- Problem -
Below is a set of records; print all of them exactly as written.
-- START Material for this exercise --
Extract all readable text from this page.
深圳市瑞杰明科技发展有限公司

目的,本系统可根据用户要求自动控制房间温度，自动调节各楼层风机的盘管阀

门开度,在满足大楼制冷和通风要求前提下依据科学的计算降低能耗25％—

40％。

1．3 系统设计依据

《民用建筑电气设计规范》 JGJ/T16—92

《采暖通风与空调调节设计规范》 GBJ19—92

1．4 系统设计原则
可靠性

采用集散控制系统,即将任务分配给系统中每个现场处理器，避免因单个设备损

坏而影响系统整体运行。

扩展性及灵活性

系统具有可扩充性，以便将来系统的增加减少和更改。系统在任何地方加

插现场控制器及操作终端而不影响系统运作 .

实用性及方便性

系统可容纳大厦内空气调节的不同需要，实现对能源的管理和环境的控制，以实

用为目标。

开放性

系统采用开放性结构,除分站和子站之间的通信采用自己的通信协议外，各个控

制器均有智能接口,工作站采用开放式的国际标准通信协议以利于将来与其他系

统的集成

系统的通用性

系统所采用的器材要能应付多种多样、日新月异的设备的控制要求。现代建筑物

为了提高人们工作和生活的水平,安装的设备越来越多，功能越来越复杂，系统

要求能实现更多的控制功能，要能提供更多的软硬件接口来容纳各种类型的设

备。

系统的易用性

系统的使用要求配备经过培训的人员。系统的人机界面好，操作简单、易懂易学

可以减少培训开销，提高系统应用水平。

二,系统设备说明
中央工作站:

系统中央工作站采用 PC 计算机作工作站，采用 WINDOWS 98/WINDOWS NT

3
-- END Material for this exercise --
- Finished answer -
Extract all readable text from this page.
深圳市瑞杰明科技发展有限公司

目的,本系统可根据用户要求自动控制房间温度，自动调节各楼层风机的盘管阀

门开度,在满足大楼制冷和通风要求前提下依据科学的计算降低能耗25％—

40％。

1．3 系统设计依据

《民用建筑电气设计规范》 JGJ/T16—92

《采暖通风与空调调节设计规范》 GBJ19—92

1．4 系统设计原则
可靠性

采用集散控制系统,即将任务分配给系统中每个现场处理器，避免因单个设备损

坏而影响系统整体运行。

扩展性及灵活性

系统具有可扩充性，以便将来系统的增加减少和更改。系统在任何地方加

插现场控制器及操作终端而不影响系统运作 .

实用性及方便性

系统可容纳大厦内空气调节的不同需要，实现对能源的管理和环境的控制，以实

用为目标。

开放性

系统采用开放性结构,除分站和子站之间的通信采用自己的通信协议外，各个控

制器均有智能接口,工作站采用开放式的国际标准通信协议以利于将来与其他系

统的集成

系统的通用性

系统所采用的器材要能应付多种多样、日新月异的设备的控制要求。现代建筑物

为了提高人们工作和生活的水平,安装的设备越来越多，功能越来越复杂，系统

要求能实现更多的控制功能，要能提供更多的软硬件接口来容纳各种类型的设

备。

系统的易用性

系统的使用要求配备经过培训的人员。系统的人机界面好，操作简单、易懂易学

可以减少培训开销，提高系统应用水平。

二,系统设备说明
中央工作站:

系统中央工作站采用 PC 计算机作工作站，采用 WINDOWS 98/WINDOWS NT

3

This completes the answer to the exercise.